> Exercises
• A. According to the journal post, why is the National D-Day Memorial located in Bedford?
• B. Transcribe part of the journal post, beginning at the words "This evening, then, Steve" and stopping after "for the Nichols'.".

> Supplied text

Today, the Nichols family corrected an egregious void in our experiences. We have lived within 25 miles of the National D-Day Memorial and have never seen it until today. It is an incredible monument to all the men from the twelve countries who participated in the war, the planning, and that fateful day. Steve and I felt it was imperative to visit the site, as there have been rumors of it closing down due to the economical slump. It would be a tragedy for this site to close - for anyone who is unaware of the significance of the memorial, the reason it is centered in Bedford is because this small town had the largest proportion of deaths on June 6th, 1944. It was a sobering experience, but coupled with beautiful spring weather and the company of my wonderful husband and baby boy, it was also one I'll recall with bittersweet feelings henceforth. The picture at the top depicts the shield of the Allied Forces as well as the speech Eisenhower gave prior to the invasion.
This evening, then, Steve and I were watching the History Channel, and a show discussing George Washington and his heirs was on. Curious, since Washington did not have any children with Martha. I came in at the end, but the show was actually about sex and politics, and the belief that Washington sired a son with a servant. The only way to prove the geneology, though, is to exhume his grave and take a DNA sample for comparison. No one is going to ever approve that, so the mystery shall remain. All in all, a very educational day for the Nichols'.

> Entries drawn from a collection
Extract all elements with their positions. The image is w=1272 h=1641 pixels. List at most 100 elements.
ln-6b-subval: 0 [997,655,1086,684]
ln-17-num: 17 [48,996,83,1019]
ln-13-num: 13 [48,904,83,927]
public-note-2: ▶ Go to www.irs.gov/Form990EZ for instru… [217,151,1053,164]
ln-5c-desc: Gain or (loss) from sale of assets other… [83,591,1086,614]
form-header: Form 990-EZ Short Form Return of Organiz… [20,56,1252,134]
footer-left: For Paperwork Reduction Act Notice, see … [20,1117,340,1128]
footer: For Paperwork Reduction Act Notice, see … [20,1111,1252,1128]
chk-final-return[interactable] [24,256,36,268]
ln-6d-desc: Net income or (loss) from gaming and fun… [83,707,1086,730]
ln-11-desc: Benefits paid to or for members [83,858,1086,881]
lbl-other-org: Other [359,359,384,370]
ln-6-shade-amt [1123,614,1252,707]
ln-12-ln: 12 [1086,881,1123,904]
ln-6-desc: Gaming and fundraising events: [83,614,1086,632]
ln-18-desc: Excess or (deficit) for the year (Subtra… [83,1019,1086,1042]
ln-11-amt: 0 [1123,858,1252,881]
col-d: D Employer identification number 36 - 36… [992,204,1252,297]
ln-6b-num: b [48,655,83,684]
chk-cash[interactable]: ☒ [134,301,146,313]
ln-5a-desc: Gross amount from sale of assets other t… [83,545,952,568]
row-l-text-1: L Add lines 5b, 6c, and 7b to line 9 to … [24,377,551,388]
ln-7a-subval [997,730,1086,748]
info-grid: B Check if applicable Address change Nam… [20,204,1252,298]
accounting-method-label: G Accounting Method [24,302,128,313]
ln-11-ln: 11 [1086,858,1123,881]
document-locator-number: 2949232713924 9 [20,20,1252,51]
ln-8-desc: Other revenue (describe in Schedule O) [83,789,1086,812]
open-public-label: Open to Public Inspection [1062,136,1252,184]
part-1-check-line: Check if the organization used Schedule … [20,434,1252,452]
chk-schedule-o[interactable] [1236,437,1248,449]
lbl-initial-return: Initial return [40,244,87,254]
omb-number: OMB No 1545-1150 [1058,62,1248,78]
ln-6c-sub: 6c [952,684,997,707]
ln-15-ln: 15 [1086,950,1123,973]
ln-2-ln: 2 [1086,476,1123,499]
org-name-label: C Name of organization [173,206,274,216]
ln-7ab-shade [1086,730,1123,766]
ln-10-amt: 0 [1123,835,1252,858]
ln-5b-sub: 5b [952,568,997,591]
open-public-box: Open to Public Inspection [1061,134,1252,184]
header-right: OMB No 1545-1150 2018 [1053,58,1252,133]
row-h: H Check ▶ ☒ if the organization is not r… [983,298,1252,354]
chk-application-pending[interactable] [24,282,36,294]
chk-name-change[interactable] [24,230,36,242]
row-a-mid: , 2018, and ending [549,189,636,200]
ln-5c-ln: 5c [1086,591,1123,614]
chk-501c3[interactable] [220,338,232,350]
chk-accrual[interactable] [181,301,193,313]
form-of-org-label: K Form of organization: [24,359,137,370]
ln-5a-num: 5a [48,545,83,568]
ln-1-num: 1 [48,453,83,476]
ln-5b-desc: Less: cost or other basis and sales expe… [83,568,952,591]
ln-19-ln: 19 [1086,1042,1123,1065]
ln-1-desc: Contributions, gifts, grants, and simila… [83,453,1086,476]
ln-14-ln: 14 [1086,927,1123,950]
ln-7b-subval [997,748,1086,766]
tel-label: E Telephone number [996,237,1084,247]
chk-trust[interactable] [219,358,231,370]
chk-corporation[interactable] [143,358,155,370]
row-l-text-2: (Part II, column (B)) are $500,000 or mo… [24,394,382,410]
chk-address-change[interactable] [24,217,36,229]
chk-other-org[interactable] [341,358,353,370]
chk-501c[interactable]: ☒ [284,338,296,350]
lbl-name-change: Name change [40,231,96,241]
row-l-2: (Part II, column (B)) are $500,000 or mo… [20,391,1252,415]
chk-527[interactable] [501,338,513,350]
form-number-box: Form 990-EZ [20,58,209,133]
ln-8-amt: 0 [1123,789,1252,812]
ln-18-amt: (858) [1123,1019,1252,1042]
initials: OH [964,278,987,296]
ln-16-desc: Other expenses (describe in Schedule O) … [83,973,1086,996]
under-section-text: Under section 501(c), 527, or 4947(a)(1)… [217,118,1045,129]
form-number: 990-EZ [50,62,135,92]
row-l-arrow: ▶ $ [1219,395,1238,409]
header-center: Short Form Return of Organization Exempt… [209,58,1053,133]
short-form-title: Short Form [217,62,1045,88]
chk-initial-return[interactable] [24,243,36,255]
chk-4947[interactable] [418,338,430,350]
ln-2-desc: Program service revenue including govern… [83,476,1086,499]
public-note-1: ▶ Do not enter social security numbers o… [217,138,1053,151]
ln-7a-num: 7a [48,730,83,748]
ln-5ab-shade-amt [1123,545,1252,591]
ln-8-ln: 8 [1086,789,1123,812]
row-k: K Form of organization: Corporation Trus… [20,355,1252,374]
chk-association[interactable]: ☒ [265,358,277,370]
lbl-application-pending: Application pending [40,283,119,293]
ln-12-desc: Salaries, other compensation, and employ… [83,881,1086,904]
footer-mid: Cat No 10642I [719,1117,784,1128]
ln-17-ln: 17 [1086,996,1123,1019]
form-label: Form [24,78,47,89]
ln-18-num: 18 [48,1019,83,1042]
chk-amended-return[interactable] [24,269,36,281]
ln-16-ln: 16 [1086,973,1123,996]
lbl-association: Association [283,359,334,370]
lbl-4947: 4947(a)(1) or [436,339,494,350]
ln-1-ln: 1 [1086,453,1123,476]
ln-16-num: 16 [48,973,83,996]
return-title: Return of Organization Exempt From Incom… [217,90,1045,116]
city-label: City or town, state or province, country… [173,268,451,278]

> Solutions
• A. Because that small town had the largest proportion of deaths on June 6th, 1944.

• B.
This evening, then, Steve and I were watching the History Channel, and a show discussing George Washington and his heirs was on. Curious, since Washington did not have any children with Martha. I came in at the end, but the show was actually about sex and politics, and the belief that Washington sired a son with a servant. The only way to prove the geneology, though, is to exhume his grave and take a DNA sample for comparison. No one is going to ever approve that, so the mystery shall remain. All in all, a very educational day for the Nichols'.